◆ **THE TASK**
The records that follow need to be output exactly as they are.
[Start STORED RECORDS]
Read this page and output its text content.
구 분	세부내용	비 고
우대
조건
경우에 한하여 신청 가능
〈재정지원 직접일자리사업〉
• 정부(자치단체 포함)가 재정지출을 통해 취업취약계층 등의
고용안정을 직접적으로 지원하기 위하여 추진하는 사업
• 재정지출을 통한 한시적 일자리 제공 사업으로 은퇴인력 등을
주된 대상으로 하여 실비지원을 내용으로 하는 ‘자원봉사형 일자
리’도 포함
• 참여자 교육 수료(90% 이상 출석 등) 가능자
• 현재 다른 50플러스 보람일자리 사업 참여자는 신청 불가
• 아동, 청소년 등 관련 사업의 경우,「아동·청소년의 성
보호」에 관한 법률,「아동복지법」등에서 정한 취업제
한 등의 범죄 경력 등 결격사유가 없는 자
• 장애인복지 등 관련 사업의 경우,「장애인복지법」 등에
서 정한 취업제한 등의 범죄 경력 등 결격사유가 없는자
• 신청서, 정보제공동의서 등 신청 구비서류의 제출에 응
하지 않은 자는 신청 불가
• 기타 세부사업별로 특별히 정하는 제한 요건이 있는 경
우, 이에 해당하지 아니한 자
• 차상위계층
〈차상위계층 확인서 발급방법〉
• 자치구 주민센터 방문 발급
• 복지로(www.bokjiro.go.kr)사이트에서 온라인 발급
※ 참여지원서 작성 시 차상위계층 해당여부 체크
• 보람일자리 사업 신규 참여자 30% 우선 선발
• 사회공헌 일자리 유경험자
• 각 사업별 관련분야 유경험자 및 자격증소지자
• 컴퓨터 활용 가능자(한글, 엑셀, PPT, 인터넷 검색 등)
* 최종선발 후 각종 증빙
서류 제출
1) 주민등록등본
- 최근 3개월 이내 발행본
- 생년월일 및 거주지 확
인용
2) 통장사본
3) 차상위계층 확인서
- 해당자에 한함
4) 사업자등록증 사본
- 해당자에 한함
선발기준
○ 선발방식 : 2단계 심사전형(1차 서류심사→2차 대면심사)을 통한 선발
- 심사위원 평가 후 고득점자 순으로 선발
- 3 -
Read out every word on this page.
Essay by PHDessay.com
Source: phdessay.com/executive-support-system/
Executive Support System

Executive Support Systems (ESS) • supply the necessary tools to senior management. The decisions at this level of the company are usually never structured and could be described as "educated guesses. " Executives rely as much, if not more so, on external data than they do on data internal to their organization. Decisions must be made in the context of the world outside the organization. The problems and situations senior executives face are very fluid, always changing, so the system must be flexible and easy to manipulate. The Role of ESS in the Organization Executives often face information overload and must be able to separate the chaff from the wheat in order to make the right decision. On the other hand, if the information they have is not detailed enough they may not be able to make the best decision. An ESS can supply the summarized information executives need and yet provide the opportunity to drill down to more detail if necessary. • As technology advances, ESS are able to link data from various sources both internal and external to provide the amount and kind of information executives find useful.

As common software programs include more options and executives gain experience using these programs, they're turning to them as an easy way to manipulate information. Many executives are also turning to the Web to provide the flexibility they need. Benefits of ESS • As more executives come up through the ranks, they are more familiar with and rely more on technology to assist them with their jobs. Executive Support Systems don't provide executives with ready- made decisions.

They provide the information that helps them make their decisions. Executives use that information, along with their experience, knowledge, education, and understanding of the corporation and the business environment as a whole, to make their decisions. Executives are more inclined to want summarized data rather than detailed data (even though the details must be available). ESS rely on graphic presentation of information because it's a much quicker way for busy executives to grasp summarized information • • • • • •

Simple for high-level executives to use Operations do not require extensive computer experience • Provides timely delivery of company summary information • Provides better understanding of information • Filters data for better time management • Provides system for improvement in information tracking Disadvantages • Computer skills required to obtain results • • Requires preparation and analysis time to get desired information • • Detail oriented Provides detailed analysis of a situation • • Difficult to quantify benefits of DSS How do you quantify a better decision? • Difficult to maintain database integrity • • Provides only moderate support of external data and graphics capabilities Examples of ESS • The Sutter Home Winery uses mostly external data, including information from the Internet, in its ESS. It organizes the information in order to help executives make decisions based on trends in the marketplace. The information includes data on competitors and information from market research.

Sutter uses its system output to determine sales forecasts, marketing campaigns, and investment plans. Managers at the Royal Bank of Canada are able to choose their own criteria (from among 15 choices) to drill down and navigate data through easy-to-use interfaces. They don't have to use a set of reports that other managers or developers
[End STORED RECORDS]
◆ **ANSWER TO THE TASK**
Read this page and output its text content.
구 분	세부내용	비 고
우대
조건
경우에 한하여 신청 가능
〈재정지원 직접일자리사업〉
• 정부(자치단체 포함)가 재정지출을 통해 취업취약계층 등의
고용안정을 직접적으로 지원하기 위하여 추진하는 사업
• 재정지출을 통한 한시적 일자리 제공 사업으로 은퇴인력 등을
주된 대상으로 하여 실비지원을 내용으로 하는 ‘자원봉사형 일자
리’도 포함
• 참여자 교육 수료(90% 이상 출석 등) 가능자
• 현재 다른 50플러스 보람일자리 사업 참여자는 신청 불가
• 아동, 청소년 등 관련 사업의 경우,「아동·청소년의 성
보호」에 관한 법률,「아동복지법」등에서 정한 취업제
한 등의 범죄 경력 등 결격사유가 없는 자
• 장애인복지 등 관련 사업의 경우,「장애인복지법」 등에
서 정한 취업제한 등의 범죄 경력 등 결격사유가 없는자
• 신청서, 정보제공동의서 등 신청 구비서류의 제출에 응
하지 않은 자는 신청 불가
• 기타 세부사업별로 특별히 정하는 제한 요건이 있는 경
우, 이에 해당하지 아니한 자
• 차상위계층
〈차상위계층 확인서 발급방법〉
• 자치구 주민센터 방문 발급
• 복지로(www.bokjiro.go.kr)사이트에서 온라인 발급
※ 참여지원서 작성 시 차상위계층 해당여부 체크
• 보람일자리 사업 신규 참여자 30% 우선 선발
• 사회공헌 일자리 유경험자
• 각 사업별 관련분야 유경험자 및 자격증소지자
• 컴퓨터 활용 가능자(한글, 엑셀, PPT, 인터넷 검색 등)
* 최종선발 후 각종 증빙
서류 제출
1) 주민등록등본
- 최근 3개월 이내 발행본
- 생년월일 및 거주지 확
인용
2) 통장사본
3) 차상위계층 확인서
- 해당자에 한함
4) 사업자등록증 사본
- 해당자에 한함
선발기준
○ 선발방식 : 2단계 심사전형(1차 서류심사→2차 대면심사)을 통한 선발
- 심사위원 평가 후 고득점자 순으로 선발
- 3 -
Read out every word on this page.
Essay by PHDessay.com
Source: phdessay.com/executive-support-system/
Executive Support System

Executive Support Systems (ESS) • supply the necessary tools to senior management. The decisions at this level of the company are usually never structured and could be described as "educated guesses. " Executives rely as much, if not more so, on external data than they do on data internal to their organization. Decisions must be made in the context of the world outside the organization. The problems and situations senior executives face are very fluid, always changing, so the system must be flexible and easy to manipulate. The Role of ESS in the Organization Executives often face information overload and must be able to separate the chaff from the wheat in order to make the right decision. On the other hand, if the information they have is not detailed enough they may not be able to make the best decision. An ESS can supply the summarized information executives need and yet provide the opportunity to drill down to more detail if necessary. • As technology advances, ESS are able to link data from various sources both internal and external to provide the amount and kind of information executives find useful.

As common software programs include more options and executives gain experience using these programs, they're turning to them as an easy way to manipulate information. Many executives are also turning to the Web to provide the flexibility they need. Benefits of ESS • As more executives come up through the ranks, they are more familiar with and rely more on technology to assist them with their jobs. Executive Support Systems don't provide executives with ready- made decisions.

They provide the information that helps them make their decisions. Executives use that information, along with their experience, knowledge, education, and understanding of the corporation and the business environment as a whole, to make their decisions. Executives are more inclined to want summarized data rather than detailed data (even though the details must be available). ESS rely on graphic presentation of information because it's a much quicker way for busy executives to grasp summarized information • • • • • •

Simple for high-level executives to use Operations do not require extensive computer experience • Provides timely delivery of company summary information • Provides better understanding of information • Filters data for better time management • Provides system for improvement in information tracking Disadvantages • Computer skills required to obtain results • • Requires preparation and analysis time to get desired information • • Detail oriented Provides detailed analysis of a situation • • Difficult to quantify benefits of DSS How do you quantify a better decision? • Difficult to maintain database integrity • • Provides only moderate support of external data and graphics capabilities Examples of ESS • The Sutter Home Winery uses mostly external data, including information from the Internet, in its ESS. It organizes the information in order to help executives make decisions based on trends in the marketplace. The information includes data on competitors and information from market research.

Sutter uses its system output to determine sales forecasts, marketing campaigns, and investment plans. Managers at the Royal Bank of Canada are able to choose their own criteria (from among 15 choices) to drill down and navigate data through easy-to-use interfaces. They don't have to use a set of reports that other managers or developers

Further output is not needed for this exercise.